Produce a word-for-word copy of the listing below without its pictures.

Begin Data section

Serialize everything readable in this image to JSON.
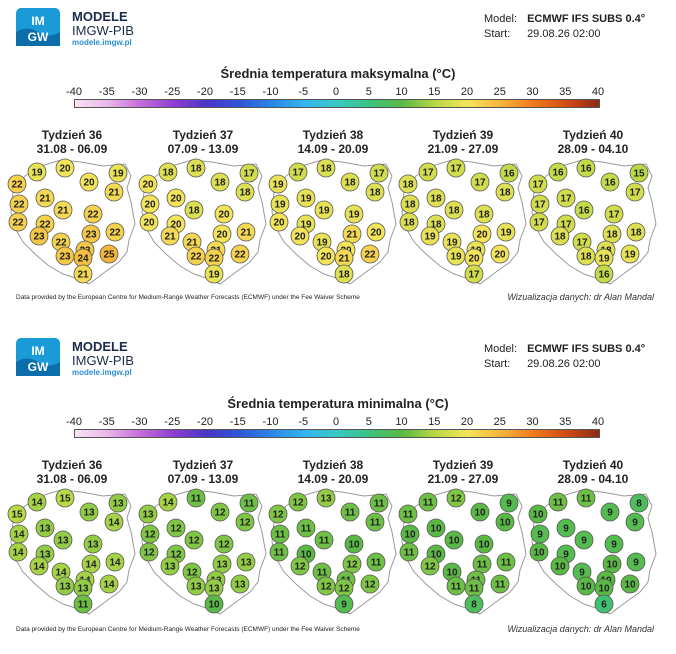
{
  "logo": {
    "line1": "MODELE",
    "line2": "IMGW-PIB",
    "line3": "modele.imgw.pl",
    "mark_top": "IM",
    "mark_bottom": "GW"
  },
  "model": {
    "model_label": "Model:",
    "model_value": "ECMWF IFS SUBS 0.4°",
    "start_label": "Start:",
    "start_value": "29.08.26 02:00"
  },
  "colorbar_ticks": [
    "-40",
    "-35",
    "-30",
    "-25",
    "-20",
    "-15",
    "-10",
    "-5",
    "0",
    "5",
    "10",
    "15",
    "20",
    "25",
    "30",
    "35",
    "40"
  ],
  "weeks": [
    {
      "label": "Tydzień 36",
      "dates": "31.08 - 06.09"
    },
    {
      "label": "Tydzień 37",
      "dates": "07.09 - 13.09"
    },
    {
      "label": "Tydzień 38",
      "dates": "14.09 - 20.09"
    },
    {
      "label": "Tydzień 39",
      "dates": "21.09 - 27.09"
    },
    {
      "label": "Tydzień 40",
      "dates": "28.09 - 04.10"
    }
  ],
  "credit": "Data provided by the European Centre for Medium-Range Weather Forecasts (ECMWF) under the Fee Waiver Scheme",
  "author": "Wizualizacja danych: dr Alan Mandal",
  "chart_data": [
    {
      "type": "map",
      "title": "Średnia temperatura maksymalna (°C)",
      "colorbar_range": [
        -40,
        40
      ],
      "weeks": [
        [
          19,
          20,
          19,
          22,
          20,
          21,
          22,
          21,
          21,
          22,
          22,
          22,
          22,
          23,
          22,
          23,
          23,
          23,
          24,
          25,
          21
        ],
        [
          18,
          18,
          17,
          20,
          18,
          18,
          20,
          20,
          18,
          20,
          20,
          20,
          21,
          21,
          21,
          20,
          21,
          22,
          22,
          22,
          19
        ],
        [
          17,
          18,
          17,
          19,
          18,
          18,
          19,
          19,
          19,
          20,
          19,
          19,
          20,
          20,
          19,
          21,
          20,
          20,
          21,
          22,
          18
        ],
        [
          17,
          17,
          16,
          18,
          17,
          18,
          18,
          18,
          18,
          18,
          18,
          18,
          19,
          19,
          19,
          20,
          19,
          19,
          20,
          20,
          17
        ],
        [
          16,
          16,
          15,
          17,
          16,
          17,
          17,
          17,
          16,
          17,
          17,
          17,
          18,
          18,
          17,
          18,
          18,
          18,
          19,
          19,
          16
        ]
      ]
    },
    {
      "type": "map",
      "title": "Średnia temperatura minimalna (°C)",
      "colorbar_range": [
        -40,
        40
      ],
      "weeks": [
        [
          14,
          15,
          13,
          15,
          13,
          14,
          14,
          13,
          13,
          14,
          13,
          13,
          14,
          14,
          14,
          14,
          14,
          13,
          13,
          14,
          11
        ],
        [
          14,
          11,
          11,
          13,
          12,
          12,
          12,
          12,
          12,
          12,
          12,
          12,
          13,
          13,
          12,
          13,
          13,
          13,
          13,
          13,
          10
        ],
        [
          12,
          13,
          11,
          12,
          11,
          11,
          11,
          11,
          11,
          11,
          10,
          10,
          11,
          12,
          11,
          12,
          11,
          12,
          12,
          12,
          9
        ],
        [
          11,
          12,
          9,
          11,
          10,
          10,
          10,
          10,
          10,
          11,
          10,
          10,
          11,
          12,
          10,
          11,
          11,
          11,
          11,
          11,
          8
        ],
        [
          11,
          11,
          8,
          10,
          9,
          9,
          9,
          9,
          9,
          10,
          9,
          9,
          9,
          10,
          9,
          10,
          10,
          10,
          10,
          10,
          6
        ]
      ]
    }
  ]
}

End Data section

» **Solved exercise**
Serialize everything readable in this image to JSON.
{
  "logo": {
    "line1": "MODELE",
    "line2": "IMGW-PIB",
    "line3": "modele.imgw.pl",
    "mark_top": "IM",
    "mark_bottom": "GW"
  },
  "model": {
    "model_label": "Model:",
    "model_value": "ECMWF IFS SUBS 0.4°",
    "start_label": "Start:",
    "start_value": "29.08.26 02:00"
  },
  "colorbar_ticks": [
    "-40",
    "-35",
    "-30",
    "-25",
    "-20",
    "-15",
    "-10",
    "-5",
    "0",
    "5",
    "10",
    "15",
    "20",
    "25",
    "30",
    "35",
    "40"
  ],
  "weeks": [
    {
      "label": "Tydzień 36",
      "dates": "31.08 - 06.09"
    },
    {
      "label": "Tydzień 37",
      "dates": "07.09 - 13.09"
    },
    {
      "label": "Tydzień 38",
      "dates": "14.09 - 20.09"
    },
    {
      "label": "Tydzień 39",
      "dates": "21.09 - 27.09"
    },
    {
      "label": "Tydzień 40",
      "dates": "28.09 - 04.10"
    }
  ],
  "credit": "Data provided by the European Centre for Medium-Range Weather Forecasts (ECMWF) under the Fee Waiver Scheme",
  "author": "Wizualizacja danych: dr Alan Mandal",
  "chart_data": [
    {
      "type": "map",
      "title": "Średnia temperatura maksymalna (°C)",
      "colorbar_range": [
        -40,
        40
      ],
      "weeks": [
        [
          19,
          20,
          19,
          22,
          20,
          21,
          22,
          21,
          21,
          22,
          22,
          22,
          22,
          23,
          22,
          23,
          23,
          23,
          24,
          25,
          21
        ],
        [
          18,
          18,
          17,
          20,
          18,
          18,
          20,
          20,
          18,
          20,
          20,
          20,
          21,
          21,
          21,
          20,
          21,
          22,
          22,
          22,
          19
        ],
        [
          17,
          18,
          17,
          19,
          18,
          18,
          19,
          19,
          19,
          20,
          19,
          19,
          20,
          20,
          19,
          21,
          20,
          20,
          21,
          22,
          18
        ],
        [
          17,
          17,
          16,
          18,
          17,
          18,
          18,
          18,
          18,
          18,
          18,
          18,
          19,
          19,
          19,
          20,
          19,
          19,
          20,
          20,
          17
        ],
        [
          16,
          16,
          15,
          17,
          16,
          17,
          17,
          17,
          16,
          17,
          17,
          17,
          18,
          18,
          17,
          18,
          18,
          18,
          19,
          19,
          16
        ]
      ]
    },
    {
      "type": "map",
      "title": "Średnia temperatura minimalna (°C)",
      "colorbar_range": [
        -40,
        40
      ],
      "weeks": [
        [
          14,
          15,
          13,
          15,
          13,
          14,
          14,
          13,
          13,
          14,
          13,
          13,
          14,
          14,
          14,
          14,
          14,
          13,
          13,
          14,
          11
        ],
        [
          14,
          11,
          11,
          13,
          12,
          12,
          12,
          12,
          12,
          12,
          12,
          12,
          13,
          13,
          12,
          13,
          13,
          13,
          13,
          13,
          10
        ],
        [
          12,
          13,
          11,
          12,
          11,
          11,
          11,
          11,
          11,
          11,
          10,
          10,
          11,
          12,
          11,
          12,
          11,
          12,
          12,
          12,
          9
        ],
        [
          11,
          12,
          9,
          11,
          10,
          10,
          10,
          10,
          10,
          11,
          10,
          10,
          11,
          12,
          10,
          11,
          11,
          11,
          11,
          11,
          8
        ],
        [
          11,
          11,
          8,
          10,
          9,
          9,
          9,
          9,
          9,
          10,
          9,
          9,
          9,
          10,
          9,
          10,
          10,
          10,
          10,
          10,
          6
        ]
      ]
    }
  ]
}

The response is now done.